*Provided passage:*
Main Results (Simulation Benchmark)

Data LVIS-Seen Unseen SamPart3D
Suc↑ PGA↑ Suc↑ PGA↑ Suc↑ PGA↑
Wrap grasp 87.7 62.1 79.1 36.6 76.3 52.0
Pinch grasp 71.8 20.2 54.8 15.2 50.6 21.3

DexVLG maintains a 79.1% Wrap grasp success rate on unseen objects and 76.3% zero-shot generalization on SamPart3D.

Ablation Study

Denoising Paradigm Ablation:

Method LVIS-Seen Unseen SamPart3D
Suc↑ PGA↑ Suc↑ PGA↑ Suc↑ PGA↑
DDPM 51.9 7.8 34.1 10.9 40.7 5.5
DDIM 57.7 12.5 39.6 10.4 35.2 8.5
Flow Matching 75.3 39.1 54.0 18.3 53.4 27.0

Dataset Quality Evaluation:

Method Scale↑ Penetration↓ (mm) Self-Penetration↓ (mm) Q1↑
DexGraspNet 1.32M 13.5 0.93 0.114
Multi-GraspLLM 120k 7.1 - 0.091
Ours-Wrap 103M 1.75 0.19 0.085
Ours-Pinch 67M 1.42 0.22 0.067

Key Findings

  • Flow Matching substantially outperforms DDPM/DDIM: success rate improvements of 23.4%/17.6% on LVIS-Seen, and PGA improvements of 31.3%/26.6%.
  • Wrap grasping consistently outperforms Pinch grasping across all datasets (15.9–24.3% higher success rate), indicating that whole-hand wrapping yields greater stability.
  • DexGraspNet 3.0 is two orders of magnitude larger than its predecessor (170M vs. 1.32M poses) while achieving substantially lower penetration depth (1.75 mm vs. 13.5 mm).
  • Part-aligned initialization produces more natural and semantically distinguishable grasp poses compared to random initialization.
  • The Q1 stability metric is slightly lower than that of pure power grasp datasets, as part-aligned grasping does not optimize for stability as its sole objective.

Highlights & Insights

  • A quintessential demonstration of the data-driven approach: 174K objects, 170M poses, and part-level annotations — the sheer scale of the dataset constitutes a core contribution in its own right.

*Records provided:*
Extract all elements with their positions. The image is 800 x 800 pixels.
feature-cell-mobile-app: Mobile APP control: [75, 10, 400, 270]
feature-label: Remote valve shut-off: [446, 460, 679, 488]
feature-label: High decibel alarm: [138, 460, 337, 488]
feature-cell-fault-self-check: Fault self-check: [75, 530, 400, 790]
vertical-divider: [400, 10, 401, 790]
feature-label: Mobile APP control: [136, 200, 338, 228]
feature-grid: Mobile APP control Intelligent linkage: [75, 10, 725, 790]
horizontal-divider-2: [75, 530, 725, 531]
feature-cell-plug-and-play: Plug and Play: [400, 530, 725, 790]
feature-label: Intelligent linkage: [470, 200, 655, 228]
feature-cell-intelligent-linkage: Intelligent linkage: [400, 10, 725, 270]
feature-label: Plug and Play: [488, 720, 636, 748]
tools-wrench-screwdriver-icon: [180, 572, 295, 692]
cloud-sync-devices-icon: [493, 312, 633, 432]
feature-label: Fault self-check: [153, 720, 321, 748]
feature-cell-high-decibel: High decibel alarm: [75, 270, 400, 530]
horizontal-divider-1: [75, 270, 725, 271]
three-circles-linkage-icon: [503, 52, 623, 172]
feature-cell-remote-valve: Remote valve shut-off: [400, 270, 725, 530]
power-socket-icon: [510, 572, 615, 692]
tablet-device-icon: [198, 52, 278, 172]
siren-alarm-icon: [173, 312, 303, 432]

*Directions:*
1. For the DexVLG results passage, state whether each statement agrees with the text. Answer yes or no for each, and quote the deciding words.
(a) Flow Matching performs substantially better than DDPM and DDIM.
(b) Pinch grasping achieves a higher success rate than Wrap grasping on all datasets.
(c) The Q1 stability metric is higher than that of pure power grasp datasets.
2. Answer these questions from the DexVLG results passage.
(a) What Wrap grasp success rate does DexVLG maintain on unseen objects?
(b) What penetration depth in millimeters is listed for Ours-Pinch?
(c) How many objects does the dataset include, according to the highlights?
3. Reproduce the DexVLG results passage word for word between "Method Scale↑ Penetration↓" and "improvements of 31.3%/26.6%.", inclusive.
The rows are not needed for anything that follows.

*Responses by task:*
1.
(a) Yes: "Flow Matching substantially outperforms DDPM/DDIM"
(b) No: "Wrap grasping consistently outperforms Pinch grasping across all datasets"
(c) No: "The Q1 stability metric is slightly lower than that of pure power grasp datasets"

2.
(a) 79.1%
(b) 1.42 mm
(c) 174K

3.
Method Scale↑ Penetration↓ (mm) Self-Penetration↓ (mm) Q1↑
DexGraspNet 1.32M 13.5 0.93 0.114
Multi-GraspLLM 120k 7.1 - 0.091
Ours-Wrap 103M 1.75 0.19 0.085
Ours-Pinch 67M 1.42 0.22 0.067

Key Findings

  • Flow Matching substantially outperforms DDPM/DDIM: success rate improvements of 23.4%/17.6% on LVIS-Seen, and PGA improvements of 31.3%/26.6%.